# [The task]
Can you transcribe every record below exactly as it appears?

# [Dataset rows]
──────────
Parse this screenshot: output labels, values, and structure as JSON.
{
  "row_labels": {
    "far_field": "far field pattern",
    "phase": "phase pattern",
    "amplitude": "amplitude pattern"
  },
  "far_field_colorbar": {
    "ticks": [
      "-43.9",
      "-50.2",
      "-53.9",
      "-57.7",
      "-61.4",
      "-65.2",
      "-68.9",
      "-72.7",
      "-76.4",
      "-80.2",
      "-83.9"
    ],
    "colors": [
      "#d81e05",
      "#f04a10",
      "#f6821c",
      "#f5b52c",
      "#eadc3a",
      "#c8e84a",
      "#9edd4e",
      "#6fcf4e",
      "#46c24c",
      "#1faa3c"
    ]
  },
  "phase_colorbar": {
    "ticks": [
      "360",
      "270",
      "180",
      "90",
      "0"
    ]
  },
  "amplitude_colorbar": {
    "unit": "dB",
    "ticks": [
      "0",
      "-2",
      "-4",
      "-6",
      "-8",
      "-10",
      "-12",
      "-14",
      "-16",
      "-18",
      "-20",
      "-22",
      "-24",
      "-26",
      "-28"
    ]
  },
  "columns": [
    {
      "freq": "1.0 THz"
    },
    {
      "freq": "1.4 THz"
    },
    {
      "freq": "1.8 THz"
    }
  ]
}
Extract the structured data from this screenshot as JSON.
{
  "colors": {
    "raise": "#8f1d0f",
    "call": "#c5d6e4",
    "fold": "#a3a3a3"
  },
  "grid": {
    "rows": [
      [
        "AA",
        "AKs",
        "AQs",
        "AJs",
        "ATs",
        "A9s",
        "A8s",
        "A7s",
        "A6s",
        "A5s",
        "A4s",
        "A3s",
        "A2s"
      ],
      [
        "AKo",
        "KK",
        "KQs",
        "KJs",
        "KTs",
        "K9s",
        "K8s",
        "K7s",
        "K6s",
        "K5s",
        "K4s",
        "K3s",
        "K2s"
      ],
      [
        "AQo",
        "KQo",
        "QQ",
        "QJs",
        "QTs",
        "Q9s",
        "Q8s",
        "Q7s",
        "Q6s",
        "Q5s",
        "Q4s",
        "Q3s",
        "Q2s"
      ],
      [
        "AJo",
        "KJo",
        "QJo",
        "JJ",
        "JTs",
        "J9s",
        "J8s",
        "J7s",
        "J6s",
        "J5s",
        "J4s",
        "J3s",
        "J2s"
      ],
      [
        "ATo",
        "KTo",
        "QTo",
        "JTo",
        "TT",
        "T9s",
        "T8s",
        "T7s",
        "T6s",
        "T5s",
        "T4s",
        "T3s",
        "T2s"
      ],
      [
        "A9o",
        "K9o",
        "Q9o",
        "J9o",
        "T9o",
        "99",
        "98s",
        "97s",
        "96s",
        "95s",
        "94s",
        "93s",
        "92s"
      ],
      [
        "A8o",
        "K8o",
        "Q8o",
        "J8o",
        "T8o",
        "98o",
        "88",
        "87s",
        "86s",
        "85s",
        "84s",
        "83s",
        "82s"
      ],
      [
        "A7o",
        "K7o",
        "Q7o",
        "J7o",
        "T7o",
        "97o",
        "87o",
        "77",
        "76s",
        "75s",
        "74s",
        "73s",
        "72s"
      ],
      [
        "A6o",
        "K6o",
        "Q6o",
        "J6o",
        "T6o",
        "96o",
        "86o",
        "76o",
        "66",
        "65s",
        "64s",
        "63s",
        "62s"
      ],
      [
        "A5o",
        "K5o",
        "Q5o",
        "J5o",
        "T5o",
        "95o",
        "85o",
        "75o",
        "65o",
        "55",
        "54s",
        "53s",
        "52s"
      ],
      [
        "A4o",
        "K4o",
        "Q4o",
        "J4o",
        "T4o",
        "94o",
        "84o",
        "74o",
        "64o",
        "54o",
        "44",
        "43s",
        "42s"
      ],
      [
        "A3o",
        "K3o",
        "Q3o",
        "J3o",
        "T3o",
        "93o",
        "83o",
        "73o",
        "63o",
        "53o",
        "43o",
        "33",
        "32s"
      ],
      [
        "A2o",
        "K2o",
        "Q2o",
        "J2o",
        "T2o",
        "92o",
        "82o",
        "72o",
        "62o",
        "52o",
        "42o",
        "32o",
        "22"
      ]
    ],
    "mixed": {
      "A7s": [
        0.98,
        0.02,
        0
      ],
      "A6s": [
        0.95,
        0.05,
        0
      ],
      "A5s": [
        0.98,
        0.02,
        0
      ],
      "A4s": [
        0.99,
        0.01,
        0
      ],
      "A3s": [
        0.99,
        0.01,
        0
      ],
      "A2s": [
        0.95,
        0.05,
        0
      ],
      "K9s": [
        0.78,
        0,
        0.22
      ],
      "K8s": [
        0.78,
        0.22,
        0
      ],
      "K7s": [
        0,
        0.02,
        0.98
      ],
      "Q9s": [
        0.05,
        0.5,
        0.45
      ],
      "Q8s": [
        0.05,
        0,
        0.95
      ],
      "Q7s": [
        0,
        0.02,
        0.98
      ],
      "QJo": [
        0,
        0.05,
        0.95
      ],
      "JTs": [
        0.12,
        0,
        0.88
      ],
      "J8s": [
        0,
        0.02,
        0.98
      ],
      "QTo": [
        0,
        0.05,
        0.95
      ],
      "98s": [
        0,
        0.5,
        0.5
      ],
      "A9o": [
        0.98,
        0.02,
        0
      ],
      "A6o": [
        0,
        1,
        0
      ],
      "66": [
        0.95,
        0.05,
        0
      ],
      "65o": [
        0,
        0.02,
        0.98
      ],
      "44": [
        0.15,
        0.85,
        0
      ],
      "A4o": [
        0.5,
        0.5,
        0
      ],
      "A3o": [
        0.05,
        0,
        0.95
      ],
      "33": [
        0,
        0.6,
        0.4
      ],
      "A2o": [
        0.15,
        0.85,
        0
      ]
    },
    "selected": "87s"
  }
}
──────────
# [Output for this task]
Parse this screenshot: output labels, values, and structure as JSON.
{
  "row_labels": {
    "far_field": "far field pattern",
    "phase": "phase pattern",
    "amplitude": "amplitude pattern"
  },
  "far_field_colorbar": {
    "ticks": [
      "-43.9",
      "-50.2",
      "-53.9",
      "-57.7",
      "-61.4",
      "-65.2",
      "-68.9",
      "-72.7",
      "-76.4",
      "-80.2",
      "-83.9"
    ],
    "colors": [
      "#d81e05",
      "#f04a10",
      "#f6821c",
      "#f5b52c",
      "#eadc3a",
      "#c8e84a",
      "#9edd4e",
      "#6fcf4e",
      "#46c24c",
      "#1faa3c"
    ]
  },
  "phase_colorbar": {
    "ticks": [
      "360",
      "270",
      "180",
      "90",
      "0"
    ]
  },
  "amplitude_colorbar": {
    "unit": "dB",
    "ticks": [
      "0",
      "-2",
      "-4",
      "-6",
      "-8",
      "-10",
      "-12",
      "-14",
      "-16",
      "-18",
      "-20",
      "-22",
      "-24",
      "-26",
      "-28"
    ]
  },
  "columns": [
    {
      "freq": "1.0 THz"
    },
    {
      "freq": "1.4 THz"
    },
    {
      "freq": "1.8 THz"
    }
  ]
}
Extract the structured data from this screenshot as JSON.
{
  "colors": {
    "raise": "#8f1d0f",
    "call": "#c5d6e4",
    "fold": "#a3a3a3"
  },
  "grid": {
    "rows": [
      [
        "AA",
        "AKs",
        "AQs",
        "AJs",
        "ATs",
        "A9s",
        "A8s",
        "A7s",
        "A6s",
        "A5s",
        "A4s",
        "A3s",
        "A2s"
      ],
      [
        "AKo",
        "KK",
        "KQs",
        "KJs",
        "KTs",
        "K9s",
        "K8s",
        "K7s",
        "K6s",
        "K5s",
        "K4s",
        "K3s",
        "K2s"
      ],
      [
        "AQo",
        "KQo",
        "QQ",
        "QJs",
        "QTs",
        "Q9s",
        "Q8s",
        "Q7s",
        "Q6s",
        "Q5s",
        "Q4s",
        "Q3s",
        "Q2s"
      ],
      [
        "AJo",
        "KJo",
        "QJo",
        "JJ",
        "JTs",
        "J9s",
        "J8s",
        "J7s",
        "J6s",
        "J5s",
        "J4s",
        "J3s",
        "J2s"
      ],
      [
        "ATo",
        "KTo",
        "QTo",
        "JTo",
        "TT",
        "T9s",
        "T8s",
        "T7s",
        "T6s",
        "T5s",
        "T4s",
        "T3s",
        "T2s"
      ],
      [
        "A9o",
        "K9o",
        "Q9o",
        "J9o",
        "T9o",
        "99",
        "98s",
        "97s",
        "96s",
        "95s",
        "94s",
        "93s",
        "92s"
      ],
      [
        "A8o",
        "K8o",
        "Q8o",
        "J8o",
        "T8o",
        "98o",
        "88",
        "87s",
        "86s",
        "85s",
        "84s",
        "83s",
        "82s"
      ],
      [
        "A7o",
        "K7o",
        "Q7o",
        "J7o",
        "T7o",
        "97o",
        "87o",
        "77",
        "76s",
        "75s",
        "74s",
        "73s",
        "72s"
      ],
      [
        "A6o",
        "K6o",
        "Q6o",
        "J6o",
        "T6o",
        "96o",
        "86o",
        "76o",
        "66",
        "65s",
        "64s",
        "63s",
        "62s"
      ],
      [
        "A5o",
        "K5o",
        "Q5o",
        "J5o",
        "T5o",
        "95o",
        "85o",
        "75o",
        "65o",
        "55",
        "54s",
        "53s",
        "52s"
      ],
      [
        "A4o",
        "K4o",
        "Q4o",
        "J4o",
        "T4o",
        "94o",
        "84o",
        "74o",
        "64o",
        "54o",
        "44",
        "43s",
        "42s"
      ],
      [
        "A3o",
        "K3o",
        "Q3o",
        "J3o",
        "T3o",
        "93o",
        "83o",
        "73o",
        "63o",
        "53o",
        "43o",
        "33",
        "32s"
      ],
      [
        "A2o",
        "K2o",
        "Q2o",
        "J2o",
        "T2o",
        "92o",
        "82o",
        "72o",
        "62o",
        "52o",
        "42o",
        "32o",
        "22"
      ]
    ],
    "mixed": {
      "A7s": [
        0.98,
        0.02,
        0
      ],
      "A6s": [
        0.95,
        0.05,
        0
      ],
      "A5s": [
        0.98,
        0.02,
        0
      ],
      "A4s": [
        0.99,
        0.01,
        0
      ],
      "A3s": [
        0.99,
        0.01,
        0
      ],
      "A2s": [
        0.95,
        0.05,
        0
      ],
      "K9s": [
        0.78,
        0,
        0.22
      ],
      "K8s": [
        0.78,
        0.22,
        0
      ],
      "K7s": [
        0,
        0.02,
        0.98
      ],
      "Q9s": [
        0.05,
        0.5,
        0.45
      ],
      "Q8s": [
        0.05,
        0,
        0.95
      ],
      "Q7s": [
        0,
        0.02,
        0.98
      ],
      "QJo": [
        0,
        0.05,
        0.95
      ],
      "JTs": [
        0.12,
        0,
        0.88
      ],
      "J8s": [
        0,
        0.02,
        0.98
      ],
      "QTo": [
        0,
        0.05,
        0.95
      ],
      "98s": [
        0,
        0.5,
        0.5
      ],
      "A9o": [
        0.98,
        0.02,
        0
      ],
      "A6o": [
        0,
        1,
        0
      ],
      "66": [
        0.95,
        0.05,
        0
      ],
      "65o": [
        0,
        0.02,
        0.98
      ],
      "44": [
        0.15,
        0.85,
        0
      ],
      "A4o": [
        0.5,
        0.5,
        0
      ],
      "A3o": [
        0.05,
        0,
        0.95
      ],
      "33": [
        0,
        0.6,
        0.4
      ],
      "A2o": [
        0.15,
        0.85,
        0
      ]
    },
    "selected": "87s"
  }
}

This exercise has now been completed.